* _EXERCISE REQUIREMENTS_: Set down every record once more, exactly as given.

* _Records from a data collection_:

+--

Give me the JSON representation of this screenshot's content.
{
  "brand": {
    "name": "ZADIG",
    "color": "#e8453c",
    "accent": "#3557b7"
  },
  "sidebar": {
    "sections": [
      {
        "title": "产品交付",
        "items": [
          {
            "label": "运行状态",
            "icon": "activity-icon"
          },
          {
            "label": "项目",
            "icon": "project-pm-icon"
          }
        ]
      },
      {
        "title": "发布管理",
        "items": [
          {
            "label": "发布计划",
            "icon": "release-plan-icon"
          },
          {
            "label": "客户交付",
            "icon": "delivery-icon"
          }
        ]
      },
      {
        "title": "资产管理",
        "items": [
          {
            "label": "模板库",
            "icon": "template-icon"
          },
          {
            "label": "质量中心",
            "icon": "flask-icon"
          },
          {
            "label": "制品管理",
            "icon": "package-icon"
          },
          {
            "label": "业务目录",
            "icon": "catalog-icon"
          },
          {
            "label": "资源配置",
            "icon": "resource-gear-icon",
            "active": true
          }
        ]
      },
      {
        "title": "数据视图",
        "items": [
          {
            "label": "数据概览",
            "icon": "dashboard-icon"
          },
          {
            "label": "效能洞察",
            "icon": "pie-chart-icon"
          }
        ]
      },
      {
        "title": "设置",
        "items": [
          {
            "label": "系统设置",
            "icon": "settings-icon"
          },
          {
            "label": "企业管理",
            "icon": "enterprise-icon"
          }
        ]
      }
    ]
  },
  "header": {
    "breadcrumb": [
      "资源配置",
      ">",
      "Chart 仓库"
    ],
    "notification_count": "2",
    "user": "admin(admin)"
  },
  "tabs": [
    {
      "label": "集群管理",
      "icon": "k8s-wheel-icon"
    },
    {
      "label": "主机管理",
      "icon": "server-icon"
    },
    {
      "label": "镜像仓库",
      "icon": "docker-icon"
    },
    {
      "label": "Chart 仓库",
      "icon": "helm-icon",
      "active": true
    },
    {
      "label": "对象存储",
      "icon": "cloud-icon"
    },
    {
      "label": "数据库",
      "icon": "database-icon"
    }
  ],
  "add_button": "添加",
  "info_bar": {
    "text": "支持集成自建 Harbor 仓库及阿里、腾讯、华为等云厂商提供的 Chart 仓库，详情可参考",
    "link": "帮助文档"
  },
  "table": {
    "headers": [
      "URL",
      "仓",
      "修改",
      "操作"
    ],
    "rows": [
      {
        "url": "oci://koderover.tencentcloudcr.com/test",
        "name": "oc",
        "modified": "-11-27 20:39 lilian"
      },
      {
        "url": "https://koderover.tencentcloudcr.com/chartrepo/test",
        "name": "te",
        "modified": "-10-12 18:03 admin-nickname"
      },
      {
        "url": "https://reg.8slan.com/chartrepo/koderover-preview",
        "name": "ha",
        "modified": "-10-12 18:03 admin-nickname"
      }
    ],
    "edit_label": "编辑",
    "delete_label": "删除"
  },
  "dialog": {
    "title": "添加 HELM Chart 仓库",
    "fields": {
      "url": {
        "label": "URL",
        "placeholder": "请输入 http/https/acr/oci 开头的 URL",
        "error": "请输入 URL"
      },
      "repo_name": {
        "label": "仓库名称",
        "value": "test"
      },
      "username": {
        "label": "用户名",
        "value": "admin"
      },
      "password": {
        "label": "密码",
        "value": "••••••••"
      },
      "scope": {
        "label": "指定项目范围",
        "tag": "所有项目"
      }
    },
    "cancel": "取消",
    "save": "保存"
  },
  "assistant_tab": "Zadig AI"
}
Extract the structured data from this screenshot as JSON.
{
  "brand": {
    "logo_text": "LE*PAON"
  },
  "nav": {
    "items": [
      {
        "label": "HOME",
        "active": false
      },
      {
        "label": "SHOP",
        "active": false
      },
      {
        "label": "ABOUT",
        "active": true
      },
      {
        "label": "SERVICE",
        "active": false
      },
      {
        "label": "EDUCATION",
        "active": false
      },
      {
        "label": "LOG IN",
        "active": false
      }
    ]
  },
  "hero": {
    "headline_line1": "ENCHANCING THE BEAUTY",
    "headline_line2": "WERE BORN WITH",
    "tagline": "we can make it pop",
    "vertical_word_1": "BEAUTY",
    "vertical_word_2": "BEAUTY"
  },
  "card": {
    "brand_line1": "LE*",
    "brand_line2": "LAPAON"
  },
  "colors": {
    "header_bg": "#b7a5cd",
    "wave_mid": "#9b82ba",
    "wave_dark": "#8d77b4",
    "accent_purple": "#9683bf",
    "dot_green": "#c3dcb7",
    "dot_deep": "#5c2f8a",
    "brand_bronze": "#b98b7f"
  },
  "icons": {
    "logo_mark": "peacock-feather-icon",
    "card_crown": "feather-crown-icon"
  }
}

+--

* _THE ANSWER_:
Give me the JSON representation of this screenshot's content.
{
  "brand": {
    "name": "ZADIG",
    "color": "#e8453c",
    "accent": "#3557b7"
  },
  "sidebar": {
    "sections": [
      {
        "title": "产品交付",
        "items": [
          {
            "label": "运行状态",
            "icon": "activity-icon"
          },
          {
            "label": "项目",
            "icon": "project-pm-icon"
          }
        ]
      },
      {
        "title": "发布管理",
        "items": [
          {
            "label": "发布计划",
            "icon": "release-plan-icon"
          },
          {
            "label": "客户交付",
            "icon": "delivery-icon"
          }
        ]
      },
      {
        "title": "资产管理",
        "items": [
          {
            "label": "模板库",
            "icon": "template-icon"
          },
          {
            "label": "质量中心",
            "icon": "flask-icon"
          },
          {
            "label": "制品管理",
            "icon": "package-icon"
          },
          {
            "label": "业务目录",
            "icon": "catalog-icon"
          },
          {
            "label": "资源配置",
            "icon": "resource-gear-icon",
            "active": true
          }
        ]
      },
      {
        "title": "数据视图",
        "items": [
          {
            "label": "数据概览",
            "icon": "dashboard-icon"
          },
          {
            "label": "效能洞察",
            "icon": "pie-chart-icon"
          }
        ]
      },
      {
        "title": "设置",
        "items": [
          {
            "label": "系统设置",
            "icon": "settings-icon"
          },
          {
            "label": "企业管理",
            "icon": "enterprise-icon"
          }
        ]
      }
    ]
  },
  "header": {
    "breadcrumb": [
      "资源配置",
      ">",
      "Chart 仓库"
    ],
    "notification_count": "2",
    "user": "admin(admin)"
  },
  "tabs": [
    {
      "label": "集群管理",
      "icon": "k8s-wheel-icon"
    },
    {
      "label": "主机管理",
      "icon": "server-icon"
    },
    {
      "label": "镜像仓库",
      "icon": "docker-icon"
    },
    {
      "label": "Chart 仓库",
      "icon": "helm-icon",
      "active": true
    },
    {
      "label": "对象存储",
      "icon": "cloud-icon"
    },
    {
      "label": "数据库",
      "icon": "database-icon"
    }
  ],
  "add_button": "添加",
  "info_bar": {
    "text": "支持集成自建 Harbor 仓库及阿里、腾讯、华为等云厂商提供的 Chart 仓库，详情可参考",
    "link": "帮助文档"
  },
  "table": {
    "headers": [
      "URL",
      "仓",
      "修改",
      "操作"
    ],
    "rows": [
      {
        "url": "oci://koderover.tencentcloudcr.com/test",
        "name": "oc",
        "modified": "-11-27 20:39 lilian"
      },
      {
        "url": "https://koderover.tencentcloudcr.com/chartrepo/test",
        "name": "te",
        "modified": "-10-12 18:03 admin-nickname"
      },
      {
        "url": "https://reg.8slan.com/chartrepo/koderover-preview",
        "name": "ha",
        "modified": "-10-12 18:03 admin-nickname"
      }
    ],
    "edit_label": "编辑",
    "delete_label": "删除"
  },
  "dialog": {
    "title": "添加 HELM Chart 仓库",
    "fields": {
      "url": {
        "label": "URL",
        "placeholder": "请输入 http/https/acr/oci 开头的 URL",
        "error": "请输入 URL"
      },
      "repo_name": {
        "label": "仓库名称",
        "value": "test"
      },
      "username": {
        "label": "用户名",
        "value": "admin"
      },
      "password": {
        "label": "密码",
        "value": "••••••••"
      },
      "scope": {
        "label": "指定项目范围",
        "tag": "所有项目"
      }
    },
    "cancel": "取消",
    "save": "保存"
  },
  "assistant_tab": "Zadig AI"
}
Extract the structured data from this screenshot as JSON.
{
  "brand": {
    "logo_text": "LE*PAON"
  },
  "nav": {
    "items": [
      {
        "label": "HOME",
        "active": false
      },
      {
        "label": "SHOP",
        "active": false
      },
      {
        "label": "ABOUT",
        "active": true
      },
      {
        "label": "SERVICE",
        "active": false
      },
      {
        "label": "EDUCATION",
        "active": false
      },
      {
        "label": "LOG IN",
        "active": false
      }
    ]
  },
  "hero": {
    "headline_line1": "ENCHANCING THE BEAUTY",
    "headline_line2": "WERE BORN WITH",
    "tagline": "we can make it pop",
    "vertical_word_1": "BEAUTY",
    "vertical_word_2": "BEAUTY"
  },
  "card": {
    "brand_line1": "LE*",
    "brand_line2": "LAPAON"
  },
  "colors": {
    "header_bg": "#b7a5cd",
    "wave_mid": "#9b82ba",
    "wave_dark": "#8d77b4",
    "accent_purple": "#9683bf",
    "dot_green": "#c3dcb7",
    "dot_deep": "#5c2f8a",
    "brand_bronze": "#b98b7f"
  },
  "icons": {
    "logo_mark": "peacock-feather-icon",
    "card_crown": "feather-crown-icon"
  }
}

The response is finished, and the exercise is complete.